**REQUIREMENTS**: Look through the records below, and copy out every line that holds the string "autem".

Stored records

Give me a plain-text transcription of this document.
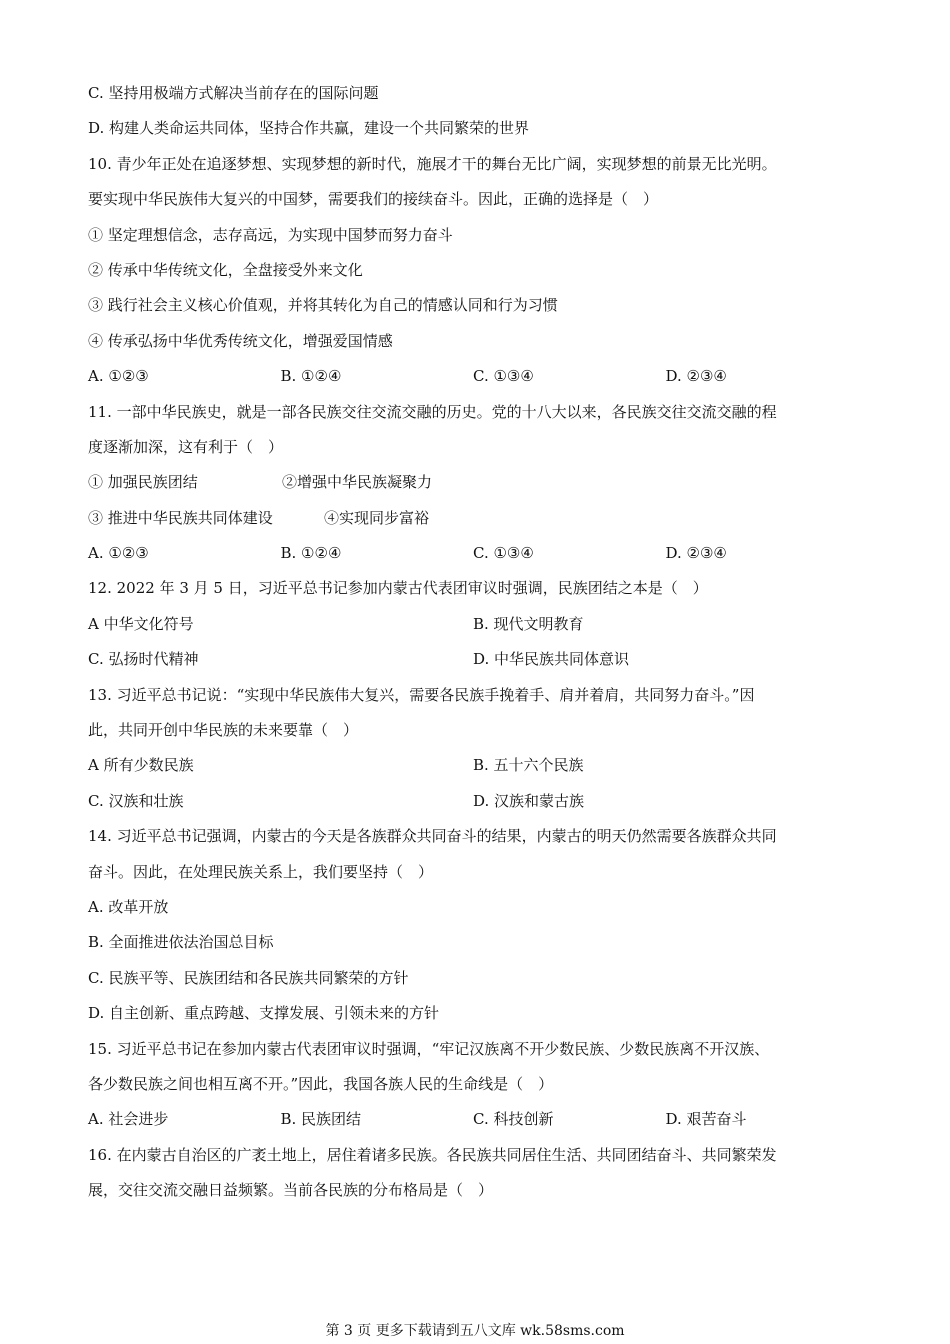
C. 坚持用极端方式解决当前存在的国际问题
D. 构建人类命运共同体，坚持合作共赢，建设一个共同繁荣的世界
10. 青少年正处在追逐梦想、实现梦想的新时代，施展才干的舞台无比广阔，实现梦想的前景无比光明。
要实现中华民族伟大复兴的中国梦，需要我们的接续奋斗。因此，正确的选择是（　）
① 坚定理想信念，志存高远，为实现中国梦而努力奋斗
② 传承中华传统文化，全盘接受外来文化
③ 践行社会主义核心价值观，并将其转化为自己的情感认同和行为习惯
④ 传承弘扬中华优秀传统文化，增强爱国情感
A. ①②③	B. ①②④	C. ①③④	D. ②③④
11. 一部中华民族史，就是一部各民族交往交流交融的历史。党的十八大以来，各民族交往交流交融的程
度逐渐加深，这有利于（　）
① 加强民族团结	②增强中华民族凝聚力
③ 推进中华民族共同体建设	④实现同步富裕
A. ①②③	B. ①②④	C. ①③④	D. ②③④
12. 2022 年 3 月 5 日，习近平总书记参加内蒙古代表团审议时强调，民族团结之本是（　）
A 中华文化符号	B. 现代文明教育
C. 弘扬时代精神	D. 中华民族共同体意识
13. 习近平总书记说：“实现中华民族伟大复兴，需要各民族手挽着手、肩并着肩，共同努力奋斗。”因
此，共同开创中华民族的未来要靠（　）
A 所有少数民族	B. 五十六个民族
C. 汉族和壮族	D. 汉族和蒙古族
14. 习近平总书记强调，内蒙古的今天是各族群众共同奋斗的结果，内蒙古的明天仍然需要各族群众共同
奋斗。因此，在处理民族关系上，我们要坚持（　）
A. 改革开放
B. 全面推进依法治国总目标
C. 民族平等、民族团结和各民族共同繁荣的方针
D. 自主创新、重点跨越、支撑发展、引领未来的方针
15. 习近平总书记在参加内蒙古代表团审议时强调，“牢记汉族离不开少数民族、少数民族离不开汉族、
各少数民族之间也相互离不开。”因此，我国各族人民的生命线是（　）
A. 社会进步	B. 民族团结	C. 科技创新	D. 艰苦奋斗
16. 在内蒙古自治区的广袤土地上，居住着诸多民族。各民族共同居住生活、共同团结奋斗、共同繁荣发
展，交往交流交融日益频繁。当前各民族的分布格局是（　）
第 3 页 更多下载请到五八文库 wk.58sms.com
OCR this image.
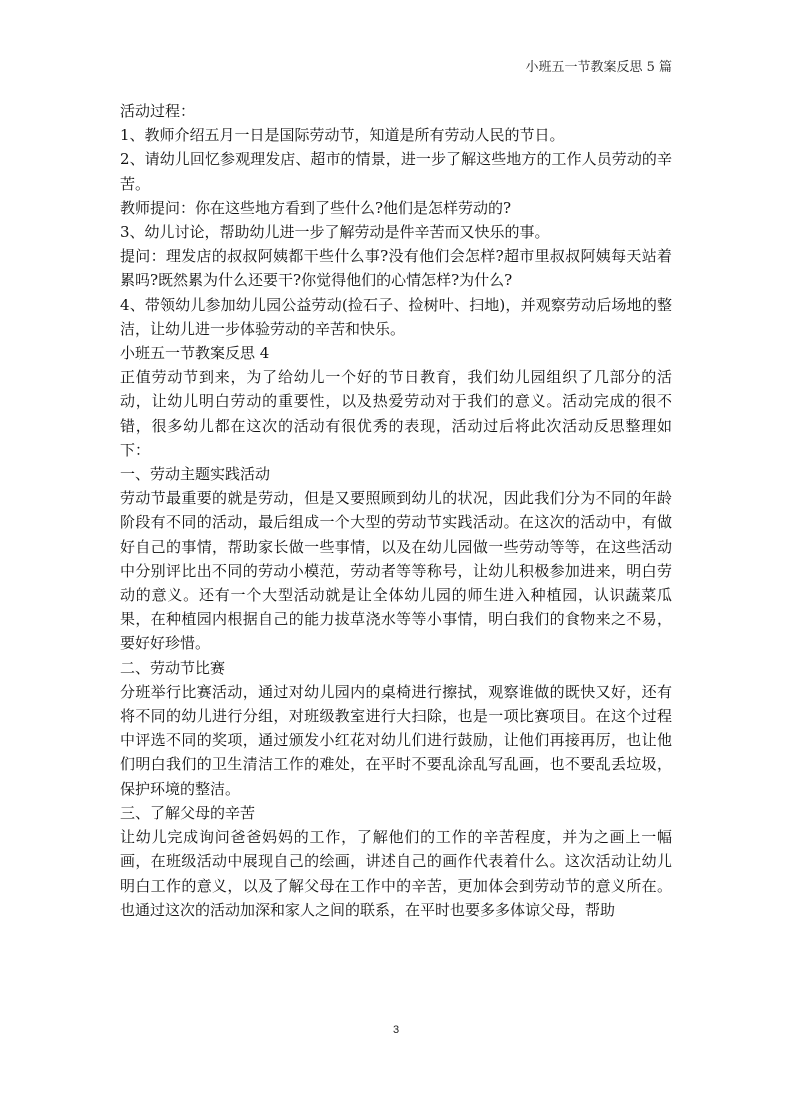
小班五一节教案反思 5 篇

活动过程：

1、教师介绍五月一日是国际劳动节，知道是所有劳动人民的节日。

2、请幼儿回忆参观理发店、超市的情景，进一步了解这些地方的工作人员劳动的辛苦。

教师提问：你在这些地方看到了些什么?他们是怎样劳动的?

3、幼儿讨论，帮助幼儿进一步了解劳动是件辛苦而又快乐的事。

提问：理发店的叔叔阿姨都干些什么事?没有他们会怎样?超市里叔叔阿姨每天站着累吗?既然累为什么还要干?你觉得他们的心情怎样?为什么?

4、带领幼儿参加幼儿园公益劳动(捡石子、捡树叶、扫地)，并观察劳动后场地的整洁，让幼儿进一步体验劳动的辛苦和快乐。

小班五一节教案反思 4

正值劳动节到来，为了给幼儿一个好的节日教育，我们幼儿园组织了几部分的活动，让幼儿明白劳动的重要性，以及热爱劳动对于我们的意义。活动完成的很不错，很多幼儿都在这次的活动有很优秀的表现，活动过后将此次活动反思整理如下：

一、劳动主题实践活动

劳动节最重要的就是劳动，但是又要照顾到幼儿的状况，因此我们分为不同的年龄阶段有不同的活动，最后组成一个大型的劳动节实践活动。在这次的活动中，有做好自己的事情，帮助家长做一些事情，以及在幼儿园做一些劳动等等，在这些活动中分别评比出不同的劳动小模范，劳动者等等称号，让幼儿积极参加进来，明白劳动的意义。还有一个大型活动就是让全体幼儿园的师生进入种植园，认识蔬菜瓜果，在种植园内根据自己的能力拔草浇水等等小事情，明白我们的食物来之不易，要好好珍惜。

二、劳动节比赛

分班举行比赛活动，通过对幼儿园内的桌椅进行擦拭，观察谁做的既快又好，还有将不同的幼儿进行分组，对班级教室进行大扫除，也是一项比赛项目。在这个过程中评选不同的奖项，通过颁发小红花对幼儿们进行鼓励，让他们再接再厉，也让他们明白我们的卫生清洁工作的难处，在平时不要乱涂乱写乱画，也不要乱丢垃圾，保护环境的整洁。

三、了解父母的辛苦

让幼儿完成询问爸爸妈妈的工作，了解他们的工作的辛苦程度，并为之画上一幅画，在班级活动中展现自己的绘画，讲述自己的画作代表着什么。这次活动让幼儿明白工作的意义，以及了解父母在工作中的辛苦，更加体会到劳动节的意义所在。也通过这次的活动加深和家人之间的联系，在平时也要多多体谅父母，帮助

3
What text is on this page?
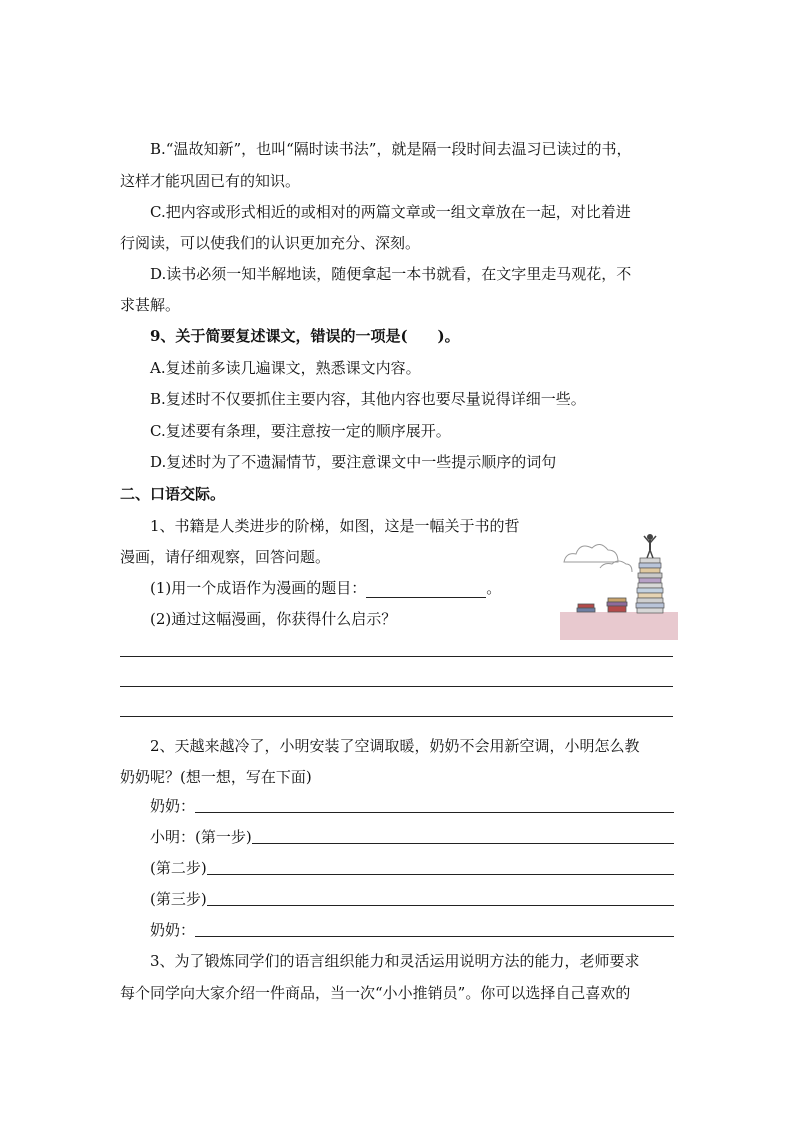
B.“温故知新”，也叫“隔时读书法”，就是隔一段时间去温习已读过的书，
这样才能巩固已有的知识。
C.把内容或形式相近的或相对的两篇文章或一组文章放在一起，对比着进
行阅读，可以使我们的认识更加充分、深刻。
D.读书必须一知半解地读，随便拿起一本书就看，在文字里走马观花，不
求甚解。
9、关于简要复述课文，错误的一项是(　　)。
A.复述前多读几遍课文，熟悉课文内容。
B.复述时不仅要抓住主要内容，其他内容也要尽量说得详细一些。
C.复述要有条理，要注意按一定的顺序展开。
D.复述时为了不遗漏情节，要注意课文中一些提示顺序的词句
二、口语交际。
1、书籍是人类进步的阶梯，如图，这是一幅关于书的哲
漫画，请仔细观察，回答问题。
(1)用一个成语作为漫画的题目：	。
(2)通过这幅漫画，你获得什么启示？
2、天越来越冷了，小明安装了空调取暖，奶奶不会用新空调，小明怎么教
奶奶呢？(想一想，写在下面)
奶奶：
小明：(第一步)
(第二步)
(第三步)
奶奶：
3、为了锻炼同学们的语言组织能力和灵活运用说明方法的能力，老师要求
每个同学向大家介绍一件商品，当一次“小小推销员”。你可以选择自己喜欢的
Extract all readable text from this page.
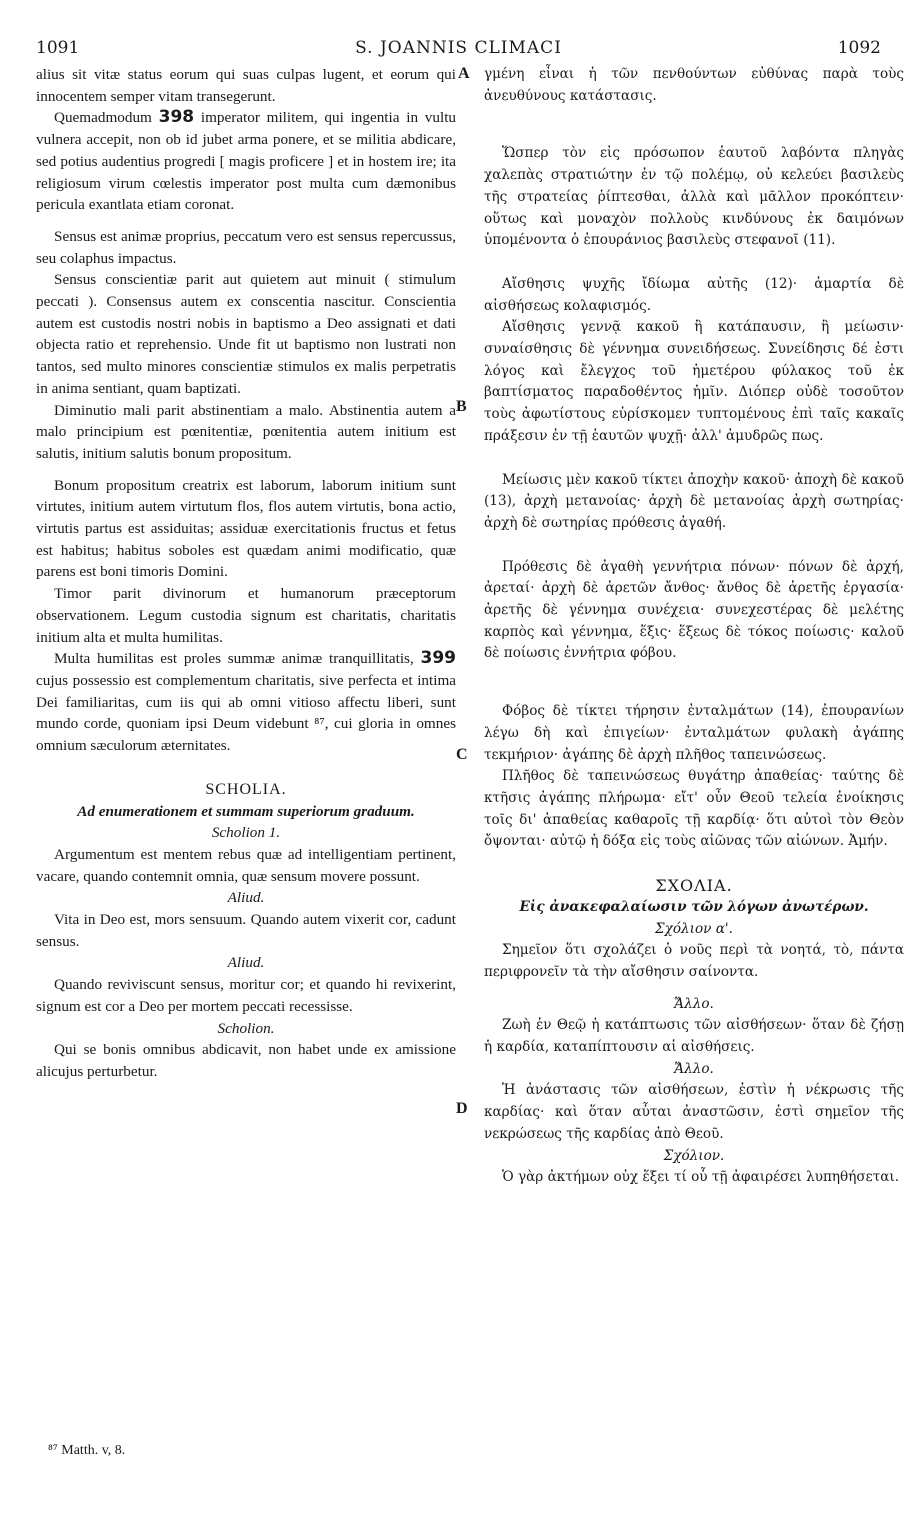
1091	S. JOANNIS CLIMACI	1092
A
B
C
D

alius sit vitæ status eorum qui suas culpas lugent, et eorum qui innocentem semper vitam transegerunt.

Quemadmodum 398 imperator militem, qui ingentia in vultu vulnera accepit, non ob id jubet arma ponere, et se militia abdicare, sed potius audentius progredi [ magis proficere ] et in hostem ire; ita religiosum virum cœlestis imperator post multa cum dæmonibus pericula exantlata etiam coronat.

Sensus est animæ proprius, peccatum vero est sensus repercussus, seu colaphus impactus.

Sensus conscientiæ parit aut quietem aut minuit ( stimulum peccati ). Consensus autem ex conscentia nascitur. Conscientia autem est custodis nostri nobis in baptismo a Deo assignati et dati objecta ratio et reprehensio. Unde fit ut baptismo non lustrati non tantos, sed multo minores conscientiæ stimulos ex malis perpetratis in anima sentiant, quam baptizati.

Diminutio mali parit abstinentiam a malo. Abstinentia autem a malo principium est pœnitentiæ, pœnitentia autem initium est salutis, initium salutis bonum propositum.

Bonum propositum creatrix est laborum, laborum initium sunt virtutes, initium autem virtutum flos, flos autem virtutis, bona actio, virtutis partus est assiduitas; assiduæ exercitationis fructus et fetus est habitus; habitus soboles est quædam animi modificatio, quæ parens est boni timoris Domini.

Timor parit divinorum et humanorum præceptorum observationem. Legum custodia signum est charitatis, charitatis initium alta et multa humilitas.

Multa humilitas est proles summæ animæ tranquillitatis, 399 cujus possessio est complementum charitatis, sive perfecta et intima Dei familiaritas, cum iis qui ab omni vitioso affectu liberi, sunt mundo corde, quoniam ipsi Deum videbunt ⁸⁷, cui gloria in omnes omnium sæculorum æternitates.

SCHOLIA.

Ad enumerationem et summam superiorum graduum.

Scholion 1.

Argumentum est mentem rebus quæ ad intelligentiam pertinent, vacare, quando contemnit omnia, quæ sensum movere possunt.

Aliud.

Vita in Deo est, mors sensuum. Quando autem vixerit cor, cadunt sensus.

Aliud.

Quando reviviscunt sensus, moritur cor; et quando hi revixerint, signum est cor a Deo per mortem peccati recessisse.

Scholion.

Qui se bonis omnibus abdicavit, non habet unde ex amissione alicujus perturbetur.

⁸⁷ Matth. v, 8.

γμένη εἶναι ἡ τῶν πενθούντων εὐθύνας παρὰ τοὺς ἀνευθύνους κατάστασις.

Ὥσπερ τὸν εἰς πρόσωπον ἑαυτοῦ λαβόντα πληγὰς χαλεπὰς στρατιώτην ἐν τῷ πολέμῳ, οὐ κελεύει βασιλεὺς τῆς στρατείας ῥίπτεσθαι, ἀλλὰ καὶ μᾶλλον προκόπτειν· οὕτως καὶ μοναχὸν πολλοὺς κινδύνους ἐκ δαιμόνων ὑπομένοντα ὁ ἐπουράνιος βασιλεὺς στεφανοῖ (11).

Αἴσθησις ψυχῆς ἴδίωμα αὐτῆς (12)· ἁμαρτία δὲ αἰσθήσεως κολαφισμός.

Αἴσθησις γεννᾷ κακοῦ ἢ κατάπαυσιν, ἢ μείωσιν· συναίσθησις δὲ γέννημα συνειδήσεως. Συνείδησις δέ ἐστι λόγος καὶ ἔλεγχος τοῦ ἡμετέρου φύλακος τοῦ ἐκ βαπτίσματος παραδοθέντος ἡμῖν. Διόπερ οὐδὲ τοσοῦτον τοὺς ἀφωτίστους εὑρίσκομεν τυπτομένους ἐπὶ ταῖς κακαῖς πράξεσιν ἐν τῇ ἑαυτῶν ψυχῇ· ἀλλ' ἀμυδρῶς πως.

Μείωσις μὲν κακοῦ τίκτει ἀποχὴν κακοῦ· ἀποχὴ δὲ κακοῦ (13), ἀρχὴ μετανοίας· ἀρχὴ δὲ μετανοίας ἀρχὴ σωτηρίας· ἀρχὴ δὲ σωτηρίας πρόθεσις ἀγαθή.

Πρόθεσις δὲ ἀγαθὴ γεννήτρια πόνων· πόνων δὲ ἀρχή, ἀρεταί· ἀρχὴ δὲ ἀρετῶν ἄνθος· ἄνθος δὲ ἀρετῆς ἐργασία· ἀρετῆς δὲ γέννημα συνέχεια· συνεχεστέρας δὲ μελέτης καρπὸς καὶ γέννημα, ἕξις· ἕξεως δὲ τόκος ποίωσις· καλοῦ δὲ ποίωσις ἐννήτρια φόβου.

Φόβος δὲ τίκτει τήρησιν ἐνταλμάτων (14), ἐπουρανίων λέγω δὴ καὶ ἐπιγείων· ἐνταλμάτων φυλακὴ ἀγάπης τεκμήριον· ἀγάπης δὲ ἀρχὴ πλῆθος ταπεινώσεως.

Πλῆθος δὲ ταπεινώσεως θυγάτηρ ἀπαθείας· ταύτης δὲ κτῆσις ἀγάπης πλήρωμα· εἴτ' οὖν Θεοῦ τελεία ἐνοίκησις τοῖς δι' ἀπαθείας καθαροῖς τῇ καρδίᾳ· ὅτι αὐτοὶ τὸν Θεὸν ὄψονται· αὐτῷ ἡ δόξα εἰς τοὺς αἰῶνας τῶν αἰώνων. Ἀμήν.

ΣΧΟΛΙΑ.

Εἰς ἀνακεφαλαίωσιν τῶν λόγων ἀνωτέρων.

Σχόλιον α'.

Σημεῖον ὅτι σχολάζει ὁ νοῦς περὶ τὰ νοητά, τὸ, πάντα περιφρονεῖν τὰ τὴν αἴσθησιν σαίνοντα.

Ἄλλο.

Ζωὴ ἐν Θεῷ ἡ κατάπτωσις τῶν αἰσθήσεων· ὅταν δὲ ζήσῃ ἡ καρδία, καταπίπτουσιν αἱ αἰσθήσεις.

Ἄλλο.

Ἡ ἀνάστασις τῶν αἰσθήσεων, ἐστὶν ἡ νέκρωσις τῆς καρδίας· καὶ ὅταν αὗται ἀναστῶσιν, ἐστὶ σημεῖον τῆς νεκρώσεως τῆς καρδίας ἀπὸ Θεοῦ.

Σχόλιον.

Ὁ γὰρ ἀκτήμων οὐχ ἕξει τί οὗ τῇ ἀφαιρέσει λυπηθήσεται.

**TASK SOLUTION**:
Sensus conscientiæ parit aut quietem aut minuit ( stimulum peccati ). Consensus autem ex conscentia nascitur. Conscientia autem est custodis nostri nobis in baptismo a Deo assignati et dati objecta ratio et reprehensio. Unde fit ut baptismo non lustrati non tantos, sed multo minores conscientiæ stimulos ex malis perpetratis in anima sentiant, quam baptizati.
Diminutio mali parit abstinentiam a malo. Abstinentia autem a malo principium est pœnitentiæ, pœnitentia autem initium est salutis, initium salutis bonum propositum.
Bonum propositum creatrix est laborum, laborum initium sunt virtutes, initium autem virtutum flos, flos autem virtutis, bona actio, virtutis partus est assiduitas; assiduæ exercitationis fructus et fetus est habitus; habitus soboles est quædam animi modificatio, quæ parens est boni timoris Domini.
Vita in Deo est, mors sensuum. Quando autem vixerit cor, cadunt sensus.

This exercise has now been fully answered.